Work instructions
Reproduce the records below exactly as given.

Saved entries
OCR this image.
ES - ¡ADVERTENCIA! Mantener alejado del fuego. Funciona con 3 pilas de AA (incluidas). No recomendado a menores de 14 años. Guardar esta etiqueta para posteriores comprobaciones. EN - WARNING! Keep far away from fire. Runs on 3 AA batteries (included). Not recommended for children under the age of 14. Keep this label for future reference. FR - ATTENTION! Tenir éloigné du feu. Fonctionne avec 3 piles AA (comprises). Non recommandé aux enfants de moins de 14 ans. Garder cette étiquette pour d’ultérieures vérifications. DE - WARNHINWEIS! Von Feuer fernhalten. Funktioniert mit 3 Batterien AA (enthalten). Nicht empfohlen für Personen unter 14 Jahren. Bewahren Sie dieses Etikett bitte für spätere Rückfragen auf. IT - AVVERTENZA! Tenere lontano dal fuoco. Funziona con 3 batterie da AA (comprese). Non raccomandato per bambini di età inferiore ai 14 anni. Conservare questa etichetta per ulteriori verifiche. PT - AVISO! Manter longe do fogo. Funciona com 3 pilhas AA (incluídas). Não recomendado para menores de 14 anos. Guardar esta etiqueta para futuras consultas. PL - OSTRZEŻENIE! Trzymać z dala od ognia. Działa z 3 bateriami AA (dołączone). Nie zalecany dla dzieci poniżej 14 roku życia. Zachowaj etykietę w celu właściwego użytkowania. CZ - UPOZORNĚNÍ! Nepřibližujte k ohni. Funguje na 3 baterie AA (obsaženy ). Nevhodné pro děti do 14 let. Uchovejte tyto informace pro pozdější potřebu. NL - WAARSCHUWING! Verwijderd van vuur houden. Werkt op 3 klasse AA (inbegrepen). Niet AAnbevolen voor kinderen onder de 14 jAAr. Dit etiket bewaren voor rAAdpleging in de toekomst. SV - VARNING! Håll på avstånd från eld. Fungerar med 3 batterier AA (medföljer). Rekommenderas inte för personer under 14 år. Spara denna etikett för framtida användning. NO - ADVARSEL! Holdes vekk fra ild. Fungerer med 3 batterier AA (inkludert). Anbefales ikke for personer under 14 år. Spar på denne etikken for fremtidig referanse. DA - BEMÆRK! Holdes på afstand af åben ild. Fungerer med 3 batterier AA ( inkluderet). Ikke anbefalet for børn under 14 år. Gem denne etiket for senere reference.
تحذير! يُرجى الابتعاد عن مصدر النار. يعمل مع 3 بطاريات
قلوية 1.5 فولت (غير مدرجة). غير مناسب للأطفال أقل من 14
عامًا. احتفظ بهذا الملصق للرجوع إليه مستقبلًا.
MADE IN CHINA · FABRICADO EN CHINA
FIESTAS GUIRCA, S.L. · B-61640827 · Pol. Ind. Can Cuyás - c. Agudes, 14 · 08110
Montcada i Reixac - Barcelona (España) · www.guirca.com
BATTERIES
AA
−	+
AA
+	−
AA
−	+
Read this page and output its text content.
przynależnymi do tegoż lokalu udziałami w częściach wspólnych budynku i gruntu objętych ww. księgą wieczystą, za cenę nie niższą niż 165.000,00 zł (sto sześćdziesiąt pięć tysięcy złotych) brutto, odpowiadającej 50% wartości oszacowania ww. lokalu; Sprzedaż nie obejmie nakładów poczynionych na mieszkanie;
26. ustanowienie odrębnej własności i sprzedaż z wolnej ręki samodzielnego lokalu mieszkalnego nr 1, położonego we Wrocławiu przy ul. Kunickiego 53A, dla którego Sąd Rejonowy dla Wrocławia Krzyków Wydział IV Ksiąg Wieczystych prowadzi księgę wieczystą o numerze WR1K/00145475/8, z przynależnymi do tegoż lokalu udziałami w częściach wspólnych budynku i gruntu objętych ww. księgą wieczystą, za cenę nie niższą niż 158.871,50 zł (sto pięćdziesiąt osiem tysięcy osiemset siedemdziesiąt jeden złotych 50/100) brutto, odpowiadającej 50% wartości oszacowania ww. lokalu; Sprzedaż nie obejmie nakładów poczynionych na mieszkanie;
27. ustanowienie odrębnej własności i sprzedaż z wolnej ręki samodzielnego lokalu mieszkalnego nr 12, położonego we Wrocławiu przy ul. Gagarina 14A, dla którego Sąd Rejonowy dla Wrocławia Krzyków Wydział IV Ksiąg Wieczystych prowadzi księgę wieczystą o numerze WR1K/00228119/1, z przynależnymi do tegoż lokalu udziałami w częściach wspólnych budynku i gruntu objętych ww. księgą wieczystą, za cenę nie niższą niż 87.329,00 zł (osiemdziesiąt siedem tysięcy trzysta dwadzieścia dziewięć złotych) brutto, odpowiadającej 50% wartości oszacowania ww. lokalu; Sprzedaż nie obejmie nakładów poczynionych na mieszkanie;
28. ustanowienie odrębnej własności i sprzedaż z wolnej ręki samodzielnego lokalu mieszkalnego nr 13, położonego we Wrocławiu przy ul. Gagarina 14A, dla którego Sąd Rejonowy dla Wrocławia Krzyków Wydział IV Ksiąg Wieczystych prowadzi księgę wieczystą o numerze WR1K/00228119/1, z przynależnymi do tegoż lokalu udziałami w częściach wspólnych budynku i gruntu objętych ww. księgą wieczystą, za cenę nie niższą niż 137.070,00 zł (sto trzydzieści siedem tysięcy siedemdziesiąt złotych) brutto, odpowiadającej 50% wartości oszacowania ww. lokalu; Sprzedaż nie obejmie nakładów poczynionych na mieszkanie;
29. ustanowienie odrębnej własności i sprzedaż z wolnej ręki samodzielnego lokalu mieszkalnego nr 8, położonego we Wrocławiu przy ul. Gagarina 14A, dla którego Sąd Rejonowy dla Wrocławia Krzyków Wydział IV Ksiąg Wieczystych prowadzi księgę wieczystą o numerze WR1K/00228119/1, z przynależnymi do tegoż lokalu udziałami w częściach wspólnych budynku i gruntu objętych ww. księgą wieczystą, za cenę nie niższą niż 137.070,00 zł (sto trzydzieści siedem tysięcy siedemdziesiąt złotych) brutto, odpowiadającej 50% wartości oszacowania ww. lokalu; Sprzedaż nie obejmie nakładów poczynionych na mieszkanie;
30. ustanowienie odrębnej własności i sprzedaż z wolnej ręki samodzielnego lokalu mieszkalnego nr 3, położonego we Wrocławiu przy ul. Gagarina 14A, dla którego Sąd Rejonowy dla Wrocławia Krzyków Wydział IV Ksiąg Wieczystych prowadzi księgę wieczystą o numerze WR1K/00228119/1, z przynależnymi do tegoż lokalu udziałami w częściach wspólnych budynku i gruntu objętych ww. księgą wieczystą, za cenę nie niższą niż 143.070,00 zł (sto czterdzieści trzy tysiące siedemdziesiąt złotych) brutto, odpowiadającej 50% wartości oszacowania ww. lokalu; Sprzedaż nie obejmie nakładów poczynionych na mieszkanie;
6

Result
OCR this image.
ES - ¡ADVERTENCIA! Mantener alejado del fuego. Funciona con 3 pilas de AA (incluidas). No recomendado a menores de 14 años. Guardar esta etiqueta para posteriores comprobaciones. EN - WARNING! Keep far away from fire. Runs on 3 AA batteries (included). Not recommended for children under the age of 14. Keep this label for future reference. FR - ATTENTION! Tenir éloigné du feu. Fonctionne avec 3 piles AA (comprises). Non recommandé aux enfants de moins de 14 ans. Garder cette étiquette pour d’ultérieures vérifications. DE - WARNHINWEIS! Von Feuer fernhalten. Funktioniert mit 3 Batterien AA (enthalten). Nicht empfohlen für Personen unter 14 Jahren. Bewahren Sie dieses Etikett bitte für spätere Rückfragen auf. IT - AVVERTENZA! Tenere lontano dal fuoco. Funziona con 3 batterie da AA (comprese). Non raccomandato per bambini di età inferiore ai 14 anni. Conservare questa etichetta per ulteriori verifiche. PT - AVISO! Manter longe do fogo. Funciona com 3 pilhas AA (incluídas). Não recomendado para menores de 14 anos. Guardar esta etiqueta para futuras consultas. PL - OSTRZEŻENIE! Trzymać z dala od ognia. Działa z 3 bateriami AA (dołączone). Nie zalecany dla dzieci poniżej 14 roku życia. Zachowaj etykietę w celu właściwego użytkowania. CZ - UPOZORNĚNÍ! Nepřibližujte k ohni. Funguje na 3 baterie AA (obsaženy ). Nevhodné pro děti do 14 let. Uchovejte tyto informace pro pozdější potřebu. NL - WAARSCHUWING! Verwijderd van vuur houden. Werkt op 3 klasse AA (inbegrepen). Niet AAnbevolen voor kinderen onder de 14 jAAr. Dit etiket bewaren voor rAAdpleging in de toekomst. SV - VARNING! Håll på avstånd från eld. Fungerar med 3 batterier AA (medföljer). Rekommenderas inte för personer under 14 år. Spara denna etikett för framtida användning. NO - ADVARSEL! Holdes vekk fra ild. Fungerer med 3 batterier AA (inkludert). Anbefales ikke for personer under 14 år. Spar på denne etikken for fremtidig referanse. DA - BEMÆRK! Holdes på afstand af åben ild. Fungerer med 3 batterier AA ( inkluderet). Ikke anbefalet for børn under 14 år. Gem denne etiket for senere reference.
تحذير! يُرجى الابتعاد عن مصدر النار. يعمل مع 3 بطاريات
قلوية 1.5 فولت (غير مدرجة). غير مناسب للأطفال أقل من 14
عامًا. احتفظ بهذا الملصق للرجوع إليه مستقبلًا.
MADE IN CHINA · FABRICADO EN CHINA
FIESTAS GUIRCA, S.L. · B-61640827 · Pol. Ind. Can Cuyás - c. Agudes, 14 · 08110
Montcada i Reixac - Barcelona (España) · www.guirca.com
BATTERIES
AA
−	+
AA
+	−
AA
−	+
Read this page and output its text content.
przynależnymi do tegoż lokalu udziałami w częściach wspólnych budynku i gruntu objętych ww. księgą wieczystą, za cenę nie niższą niż 165.000,00 zł (sto sześćdziesiąt pięć tysięcy złotych) brutto, odpowiadającej 50% wartości oszacowania ww. lokalu; Sprzedaż nie obejmie nakładów poczynionych na mieszkanie;
26. ustanowienie odrębnej własności i sprzedaż z wolnej ręki samodzielnego lokalu mieszkalnego nr 1, położonego we Wrocławiu przy ul. Kunickiego 53A, dla którego Sąd Rejonowy dla Wrocławia Krzyków Wydział IV Ksiąg Wieczystych prowadzi księgę wieczystą o numerze WR1K/00145475/8, z przynależnymi do tegoż lokalu udziałami w częściach wspólnych budynku i gruntu objętych ww. księgą wieczystą, za cenę nie niższą niż 158.871,50 zł (sto pięćdziesiąt osiem tysięcy osiemset siedemdziesiąt jeden złotych 50/100) brutto, odpowiadającej 50% wartości oszacowania ww. lokalu; Sprzedaż nie obejmie nakładów poczynionych na mieszkanie;
27. ustanowienie odrębnej własności i sprzedaż z wolnej ręki samodzielnego lokalu mieszkalnego nr 12, położonego we Wrocławiu przy ul. Gagarina 14A, dla którego Sąd Rejonowy dla Wrocławia Krzyków Wydział IV Ksiąg Wieczystych prowadzi księgę wieczystą o numerze WR1K/00228119/1, z przynależnymi do tegoż lokalu udziałami w częściach wspólnych budynku i gruntu objętych ww. księgą wieczystą, za cenę nie niższą niż 87.329,00 zł (osiemdziesiąt siedem tysięcy trzysta dwadzieścia dziewięć złotych) brutto, odpowiadającej 50% wartości oszacowania ww. lokalu; Sprzedaż nie obejmie nakładów poczynionych na mieszkanie;
28. ustanowienie odrębnej własności i sprzedaż z wolnej ręki samodzielnego lokalu mieszkalnego nr 13, położonego we Wrocławiu przy ul. Gagarina 14A, dla którego Sąd Rejonowy dla Wrocławia Krzyków Wydział IV Ksiąg Wieczystych prowadzi księgę wieczystą o numerze WR1K/00228119/1, z przynależnymi do tegoż lokalu udziałami w częściach wspólnych budynku i gruntu objętych ww. księgą wieczystą, za cenę nie niższą niż 137.070,00 zł (sto trzydzieści siedem tysięcy siedemdziesiąt złotych) brutto, odpowiadającej 50% wartości oszacowania ww. lokalu; Sprzedaż nie obejmie nakładów poczynionych na mieszkanie;
29. ustanowienie odrębnej własności i sprzedaż z wolnej ręki samodzielnego lokalu mieszkalnego nr 8, położonego we Wrocławiu przy ul. Gagarina 14A, dla którego Sąd Rejonowy dla Wrocławia Krzyków Wydział IV Ksiąg Wieczystych prowadzi księgę wieczystą o numerze WR1K/00228119/1, z przynależnymi do tegoż lokalu udziałami w częściach wspólnych budynku i gruntu objętych ww. księgą wieczystą, za cenę nie niższą niż 137.070,00 zł (sto trzydzieści siedem tysięcy siedemdziesiąt złotych) brutto, odpowiadającej 50% wartości oszacowania ww. lokalu; Sprzedaż nie obejmie nakładów poczynionych na mieszkanie;
30. ustanowienie odrębnej własności i sprzedaż z wolnej ręki samodzielnego lokalu mieszkalnego nr 3, położonego we Wrocławiu przy ul. Gagarina 14A, dla którego Sąd Rejonowy dla Wrocławia Krzyków Wydział IV Ksiąg Wieczystych prowadzi księgę wieczystą o numerze WR1K/00228119/1, z przynależnymi do tegoż lokalu udziałami w częściach wspólnych budynku i gruntu objętych ww. księgą wieczystą, za cenę nie niższą niż 143.070,00 zł (sto czterdzieści trzy tysiące siedemdziesiąt złotych) brutto, odpowiadającej 50% wartości oszacowania ww. lokalu; Sprzedaż nie obejmie nakładów poczynionych na mieszkanie;
6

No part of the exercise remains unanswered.